> **Exercise goal**
Using the material below, copy every line where "pixel" appears.

> **Material to process**
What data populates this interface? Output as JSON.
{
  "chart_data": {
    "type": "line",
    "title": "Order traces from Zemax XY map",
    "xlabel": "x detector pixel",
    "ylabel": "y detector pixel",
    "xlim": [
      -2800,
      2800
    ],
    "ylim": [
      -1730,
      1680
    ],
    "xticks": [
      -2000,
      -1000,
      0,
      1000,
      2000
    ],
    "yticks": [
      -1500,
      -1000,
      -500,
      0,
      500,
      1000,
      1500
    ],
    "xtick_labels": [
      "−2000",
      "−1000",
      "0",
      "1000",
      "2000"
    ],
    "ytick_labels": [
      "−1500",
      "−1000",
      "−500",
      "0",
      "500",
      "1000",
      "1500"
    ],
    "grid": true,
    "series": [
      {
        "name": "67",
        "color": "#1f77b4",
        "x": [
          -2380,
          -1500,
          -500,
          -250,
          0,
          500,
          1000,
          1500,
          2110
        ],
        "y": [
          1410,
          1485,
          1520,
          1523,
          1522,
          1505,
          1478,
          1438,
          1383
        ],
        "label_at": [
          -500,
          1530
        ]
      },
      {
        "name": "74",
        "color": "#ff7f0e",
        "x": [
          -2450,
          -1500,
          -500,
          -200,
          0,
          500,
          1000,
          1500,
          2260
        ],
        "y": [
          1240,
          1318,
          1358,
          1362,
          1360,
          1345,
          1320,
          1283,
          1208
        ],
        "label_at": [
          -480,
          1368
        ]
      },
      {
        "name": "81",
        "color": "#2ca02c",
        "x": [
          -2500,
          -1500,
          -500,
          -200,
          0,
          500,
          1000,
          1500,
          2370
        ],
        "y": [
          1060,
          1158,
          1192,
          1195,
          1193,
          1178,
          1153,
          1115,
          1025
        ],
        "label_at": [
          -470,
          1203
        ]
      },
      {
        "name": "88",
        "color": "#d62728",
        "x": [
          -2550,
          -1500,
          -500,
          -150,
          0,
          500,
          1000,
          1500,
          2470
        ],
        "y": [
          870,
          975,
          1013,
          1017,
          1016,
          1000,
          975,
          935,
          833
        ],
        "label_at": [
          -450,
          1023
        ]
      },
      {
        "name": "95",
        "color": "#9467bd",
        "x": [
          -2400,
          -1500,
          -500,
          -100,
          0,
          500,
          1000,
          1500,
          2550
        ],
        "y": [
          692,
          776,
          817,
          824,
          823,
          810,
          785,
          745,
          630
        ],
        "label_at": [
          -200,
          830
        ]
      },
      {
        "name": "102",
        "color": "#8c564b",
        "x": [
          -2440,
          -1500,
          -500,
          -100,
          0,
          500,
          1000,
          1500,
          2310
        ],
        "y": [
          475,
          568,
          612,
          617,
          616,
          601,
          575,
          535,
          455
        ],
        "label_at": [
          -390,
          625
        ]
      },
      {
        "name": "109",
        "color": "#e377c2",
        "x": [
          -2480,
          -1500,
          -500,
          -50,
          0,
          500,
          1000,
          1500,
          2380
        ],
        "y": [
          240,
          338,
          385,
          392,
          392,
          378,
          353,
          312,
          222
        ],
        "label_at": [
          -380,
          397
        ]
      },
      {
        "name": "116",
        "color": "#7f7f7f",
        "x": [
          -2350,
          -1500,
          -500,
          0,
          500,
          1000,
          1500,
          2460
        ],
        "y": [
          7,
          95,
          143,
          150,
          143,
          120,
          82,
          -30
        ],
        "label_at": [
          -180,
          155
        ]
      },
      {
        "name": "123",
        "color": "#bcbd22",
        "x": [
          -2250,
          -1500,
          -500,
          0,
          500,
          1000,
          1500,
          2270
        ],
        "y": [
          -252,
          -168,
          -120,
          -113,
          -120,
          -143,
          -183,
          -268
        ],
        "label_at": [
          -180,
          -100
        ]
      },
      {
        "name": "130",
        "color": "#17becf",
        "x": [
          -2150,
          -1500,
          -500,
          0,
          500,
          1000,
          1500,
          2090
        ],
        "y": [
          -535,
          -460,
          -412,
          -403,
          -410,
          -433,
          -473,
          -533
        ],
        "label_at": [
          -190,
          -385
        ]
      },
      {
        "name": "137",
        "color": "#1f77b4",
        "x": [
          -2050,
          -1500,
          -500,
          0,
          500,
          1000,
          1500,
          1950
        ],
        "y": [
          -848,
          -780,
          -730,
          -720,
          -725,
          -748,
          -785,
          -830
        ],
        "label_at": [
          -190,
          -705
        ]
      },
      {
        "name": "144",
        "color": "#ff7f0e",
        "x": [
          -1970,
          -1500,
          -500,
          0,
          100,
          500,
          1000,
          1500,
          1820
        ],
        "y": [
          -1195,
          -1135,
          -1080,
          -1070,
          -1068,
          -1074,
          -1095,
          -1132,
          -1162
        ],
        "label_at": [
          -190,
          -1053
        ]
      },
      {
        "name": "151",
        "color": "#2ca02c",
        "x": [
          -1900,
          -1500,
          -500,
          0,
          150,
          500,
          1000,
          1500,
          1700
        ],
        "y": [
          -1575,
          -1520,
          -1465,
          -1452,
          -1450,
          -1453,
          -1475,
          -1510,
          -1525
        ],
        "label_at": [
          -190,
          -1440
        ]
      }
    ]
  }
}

> **Solution for this problem**
    "xlabel": "x detector pixel",
    "ylabel": "y detector pixel",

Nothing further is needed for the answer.